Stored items

==============================

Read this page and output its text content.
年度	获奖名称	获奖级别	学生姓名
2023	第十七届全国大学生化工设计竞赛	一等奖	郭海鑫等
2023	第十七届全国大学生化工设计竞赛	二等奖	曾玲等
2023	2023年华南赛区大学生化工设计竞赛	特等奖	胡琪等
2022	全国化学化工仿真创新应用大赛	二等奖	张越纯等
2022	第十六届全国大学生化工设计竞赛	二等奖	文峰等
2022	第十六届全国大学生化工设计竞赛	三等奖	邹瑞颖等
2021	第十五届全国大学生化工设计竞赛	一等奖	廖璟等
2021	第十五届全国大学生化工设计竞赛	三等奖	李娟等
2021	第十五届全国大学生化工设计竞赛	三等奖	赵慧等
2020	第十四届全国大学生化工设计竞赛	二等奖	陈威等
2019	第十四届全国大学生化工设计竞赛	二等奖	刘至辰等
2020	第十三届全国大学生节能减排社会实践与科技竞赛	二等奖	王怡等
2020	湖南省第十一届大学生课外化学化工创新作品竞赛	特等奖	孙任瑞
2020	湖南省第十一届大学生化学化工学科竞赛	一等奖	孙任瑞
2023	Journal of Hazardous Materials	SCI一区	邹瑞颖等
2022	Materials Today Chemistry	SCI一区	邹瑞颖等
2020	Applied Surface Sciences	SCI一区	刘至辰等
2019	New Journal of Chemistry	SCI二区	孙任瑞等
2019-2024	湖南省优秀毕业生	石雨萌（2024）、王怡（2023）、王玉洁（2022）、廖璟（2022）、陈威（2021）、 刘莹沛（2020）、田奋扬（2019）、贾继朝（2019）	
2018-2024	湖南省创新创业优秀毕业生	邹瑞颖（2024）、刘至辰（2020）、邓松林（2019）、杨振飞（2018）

==============================

**JOB**
Extract each record, keeping it identical to the original.

**COMPLETE ANSWER**
Read this page and output its text content.
年度	获奖名称	获奖级别	学生姓名
2023	第十七届全国大学生化工设计竞赛	一等奖	郭海鑫等
2023	第十七届全国大学生化工设计竞赛	二等奖	曾玲等
2023	2023年华南赛区大学生化工设计竞赛	特等奖	胡琪等
2022	全国化学化工仿真创新应用大赛	二等奖	张越纯等
2022	第十六届全国大学生化工设计竞赛	二等奖	文峰等
2022	第十六届全国大学生化工设计竞赛	三等奖	邹瑞颖等
2021	第十五届全国大学生化工设计竞赛	一等奖	廖璟等
2021	第十五届全国大学生化工设计竞赛	三等奖	李娟等
2021	第十五届全国大学生化工设计竞赛	三等奖	赵慧等
2020	第十四届全国大学生化工设计竞赛	二等奖	陈威等
2019	第十四届全国大学生化工设计竞赛	二等奖	刘至辰等
2020	第十三届全国大学生节能减排社会实践与科技竞赛	二等奖	王怡等
2020	湖南省第十一届大学生课外化学化工创新作品竞赛	特等奖	孙任瑞
2020	湖南省第十一届大学生化学化工学科竞赛	一等奖	孙任瑞
2023	Journal of Hazardous Materials	SCI一区	邹瑞颖等
2022	Materials Today Chemistry	SCI一区	邹瑞颖等
2020	Applied Surface Sciences	SCI一区	刘至辰等
2019	New Journal of Chemistry	SCI二区	孙任瑞等
2019-2024	湖南省优秀毕业生	石雨萌（2024）、王怡（2023）、王玉洁（2022）、廖璟（2022）、陈威（2021）、 刘莹沛（2020）、田奋扬（2019）、贾继朝（2019）	
2018-2024	湖南省创新创业优秀毕业生	邹瑞颖（2024）、刘至辰（2020）、邓松林（2019）、杨振飞（2018）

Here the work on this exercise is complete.